• **GIVEN PROBLEM**
Copy the items below line for line, keeping every character as it is.

• **Labeled box items**
----------

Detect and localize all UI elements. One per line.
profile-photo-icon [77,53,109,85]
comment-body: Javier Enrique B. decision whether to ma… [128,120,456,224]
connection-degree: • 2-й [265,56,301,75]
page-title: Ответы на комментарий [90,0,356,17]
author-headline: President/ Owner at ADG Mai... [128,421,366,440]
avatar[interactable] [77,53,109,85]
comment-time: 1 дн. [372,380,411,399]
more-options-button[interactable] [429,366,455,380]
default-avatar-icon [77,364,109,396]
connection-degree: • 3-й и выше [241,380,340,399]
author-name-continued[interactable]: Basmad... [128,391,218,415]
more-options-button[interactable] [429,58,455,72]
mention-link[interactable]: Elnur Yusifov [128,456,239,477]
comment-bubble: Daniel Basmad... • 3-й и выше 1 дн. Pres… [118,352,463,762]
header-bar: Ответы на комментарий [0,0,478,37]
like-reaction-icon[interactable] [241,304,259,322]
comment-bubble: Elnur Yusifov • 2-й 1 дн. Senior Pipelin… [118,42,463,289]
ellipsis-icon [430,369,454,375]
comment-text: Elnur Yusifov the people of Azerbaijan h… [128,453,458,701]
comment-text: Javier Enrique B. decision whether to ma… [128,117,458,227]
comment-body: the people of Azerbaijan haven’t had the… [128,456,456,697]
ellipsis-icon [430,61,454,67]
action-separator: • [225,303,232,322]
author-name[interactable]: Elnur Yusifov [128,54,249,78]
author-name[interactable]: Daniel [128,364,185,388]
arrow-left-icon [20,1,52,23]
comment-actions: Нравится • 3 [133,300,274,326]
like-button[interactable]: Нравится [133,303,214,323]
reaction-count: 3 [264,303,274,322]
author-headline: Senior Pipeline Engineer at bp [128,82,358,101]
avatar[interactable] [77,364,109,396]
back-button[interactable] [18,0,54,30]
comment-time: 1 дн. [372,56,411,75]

----------

• **FINAL RESULT**
Detect and localize all UI elements. One per line.
profile-photo-icon [77,53,109,85]
comment-body: Javier Enrique B. decision whether to ma… [128,120,456,224]
connection-degree: • 2-й [265,56,301,75]
page-title: Ответы на комментарий [90,0,356,17]
author-headline: President/ Owner at ADG Mai... [128,421,366,440]
avatar[interactable] [77,53,109,85]
comment-time: 1 дн. [372,380,411,399]
more-options-button[interactable] [429,366,455,380]
default-avatar-icon [77,364,109,396]
connection-degree: • 3-й и выше [241,380,340,399]
author-name-continued[interactable]: Basmad... [128,391,218,415]
more-options-button[interactable] [429,58,455,72]
mention-link[interactable]: Elnur Yusifov [128,456,239,477]
comment-bubble: Daniel Basmad... • 3-й и выше 1 дн. Pres… [118,352,463,762]
header-bar: Ответы на комментарий [0,0,478,37]
like-reaction-icon[interactable] [241,304,259,322]
comment-bubble: Elnur Yusifov • 2-й 1 дн. Senior Pipelin… [118,42,463,289]
ellipsis-icon [430,369,454,375]
comment-text: Elnur Yusifov the people of Azerbaijan h… [128,453,458,701]
comment-text: Javier Enrique B. decision whether to ma… [128,117,458,227]
comment-body: the people of Azerbaijan haven’t had the… [128,456,456,697]
ellipsis-icon [430,61,454,67]
action-separator: • [225,303,232,322]
author-name[interactable]: Elnur Yusifov [128,54,249,78]
author-name[interactable]: Daniel [128,364,185,388]
arrow-left-icon [20,1,52,23]
comment-actions: Нравится • 3 [133,300,274,326]
like-button[interactable]: Нравится [133,303,214,323]
reaction-count: 3 [264,303,274,322]
author-headline: Senior Pipeline Engineer at bp [128,82,358,101]
avatar[interactable] [77,364,109,396]
back-button[interactable] [18,0,54,30]
comment-time: 1 дн. [372,56,411,75]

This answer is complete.